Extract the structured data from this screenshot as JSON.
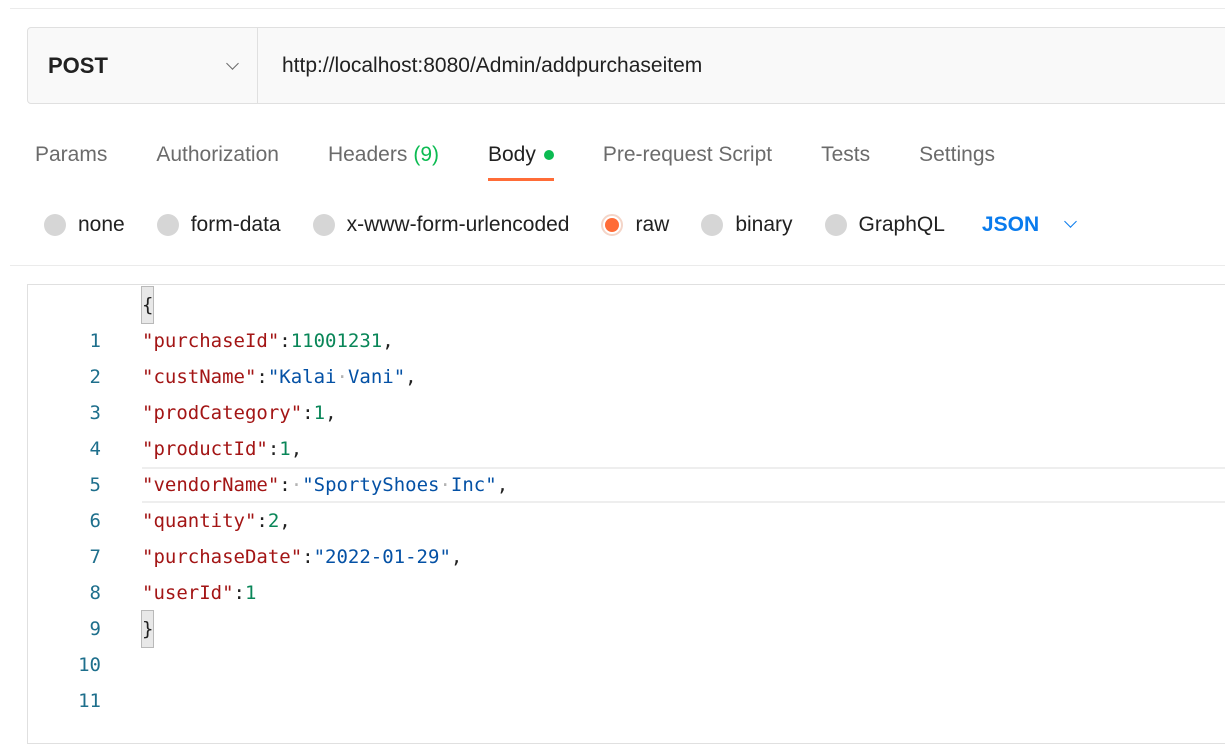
{
  "request": {
    "method": "POST",
    "url": "http://localhost:8080/Admin/addpurchaseitem"
  },
  "tabs": [
    {
      "label": "Params"
    },
    {
      "label": "Authorization"
    },
    {
      "label": "Headers",
      "count": "(9)"
    },
    {
      "label": "Body",
      "active": true
    },
    {
      "label": "Pre-request Script"
    },
    {
      "label": "Tests"
    },
    {
      "label": "Settings"
    }
  ],
  "body_types": [
    {
      "label": "none"
    },
    {
      "label": "form-data"
    },
    {
      "label": "x-www-form-urlencoded"
    },
    {
      "label": "raw",
      "selected": true
    },
    {
      "label": "binary"
    },
    {
      "label": "GraphQL"
    }
  ],
  "format": "JSON",
  "editor": {
    "lines": [
      {
        "num": "1"
      },
      {
        "num": "2",
        "key": "\"purchaseId\"",
        "sep": ":",
        "value": "11001231",
        "value_type": "num",
        "trail": ","
      },
      {
        "num": "3",
        "key": "\"custName\"",
        "sep": ":",
        "value": "\"Kalai·Vani\"",
        "value_type": "str",
        "trail": ","
      },
      {
        "num": "4",
        "key": "\"prodCategory\"",
        "sep": ":",
        "value": "1",
        "value_type": "num",
        "trail": ","
      },
      {
        "num": "5",
        "key": "\"productId\"",
        "sep": ":",
        "value": "1",
        "value_type": "num",
        "trail": ","
      },
      {
        "num": "6",
        "key": "\"vendorName\"",
        "sep": ":·",
        "value": "\"SportyShoes·Inc\"",
        "value_type": "str",
        "trail": ","
      },
      {
        "num": "7",
        "key": "\"quantity\"",
        "sep": ":",
        "value": "2",
        "value_type": "num",
        "trail": ","
      },
      {
        "num": "8",
        "key": "\"purchaseDate\"",
        "sep": ":",
        "value": "\"2022-01-29\"",
        "value_type": "str",
        "trail": ","
      },
      {
        "num": "9",
        "key": "\"userId\"",
        "sep": ":",
        "value": "1",
        "value_type": "num",
        "trail": ""
      },
      {
        "num": "10"
      },
      {
        "num": "11"
      }
    ],
    "open_brace": "{",
    "close_brace": "}"
  },
  "colors": {
    "accent": "#ff6c37",
    "green_indicator": "#0cbb52",
    "link_blue": "#097bed"
  }
}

▸ TASK GOAL
Do not include the images; transcribe the rest of the listing exactly.

▸ SOLUTION TO THE PROBLEM
Extract the structured data from this screenshot as JSON.
{
  "request": {
    "method": "POST",
    "url": "http://localhost:8080/Admin/addpurchaseitem"
  },
  "tabs": [
    {
      "label": "Params"
    },
    {
      "label": "Authorization"
    },
    {
      "label": "Headers",
      "count": "(9)"
    },
    {
      "label": "Body",
      "active": true
    },
    {
      "label": "Pre-request Script"
    },
    {
      "label": "Tests"
    },
    {
      "label": "Settings"
    }
  ],
  "body_types": [
    {
      "label": "none"
    },
    {
      "label": "form-data"
    },
    {
      "label": "x-www-form-urlencoded"
    },
    {
      "label": "raw",
      "selected": true
    },
    {
      "label": "binary"
    },
    {
      "label": "GraphQL"
    }
  ],
  "format": "JSON",
  "editor": {
    "lines": [
      {
        "num": "1"
      },
      {
        "num": "2",
        "key": "\"purchaseId\"",
        "sep": ":",
        "value": "11001231",
        "value_type": "num",
        "trail": ","
      },
      {
        "num": "3",
        "key": "\"custName\"",
        "sep": ":",
        "value": "\"Kalai·Vani\"",
        "value_type": "str",
        "trail": ","
      },
      {
        "num": "4",
        "key": "\"prodCategory\"",
        "sep": ":",
        "value": "1",
        "value_type": "num",
        "trail": ","
      },
      {
        "num": "5",
        "key": "\"productId\"",
        "sep": ":",
        "value": "1",
        "value_type": "num",
        "trail": ","
      },
      {
        "num": "6",
        "key": "\"vendorName\"",
        "sep": ":·",
        "value": "\"SportyShoes·Inc\"",
        "value_type": "str",
        "trail": ","
      },
      {
        "num": "7",
        "key": "\"quantity\"",
        "sep": ":",
        "value": "2",
        "value_type": "num",
        "trail": ","
      },
      {
        "num": "8",
        "key": "\"purchaseDate\"",
        "sep": ":",
        "value": "\"2022-01-29\"",
        "value_type": "str",
        "trail": ","
      },
      {
        "num": "9",
        "key": "\"userId\"",
        "sep": ":",
        "value": "1",
        "value_type": "num",
        "trail": ""
      },
      {
        "num": "10"
      },
      {
        "num": "11"
      }
    ],
    "open_brace": "{",
    "close_brace": "}"
  },
  "colors": {
    "accent": "#ff6c37",
    "green_indicator": "#0cbb52",
    "link_blue": "#097bed"
  }
}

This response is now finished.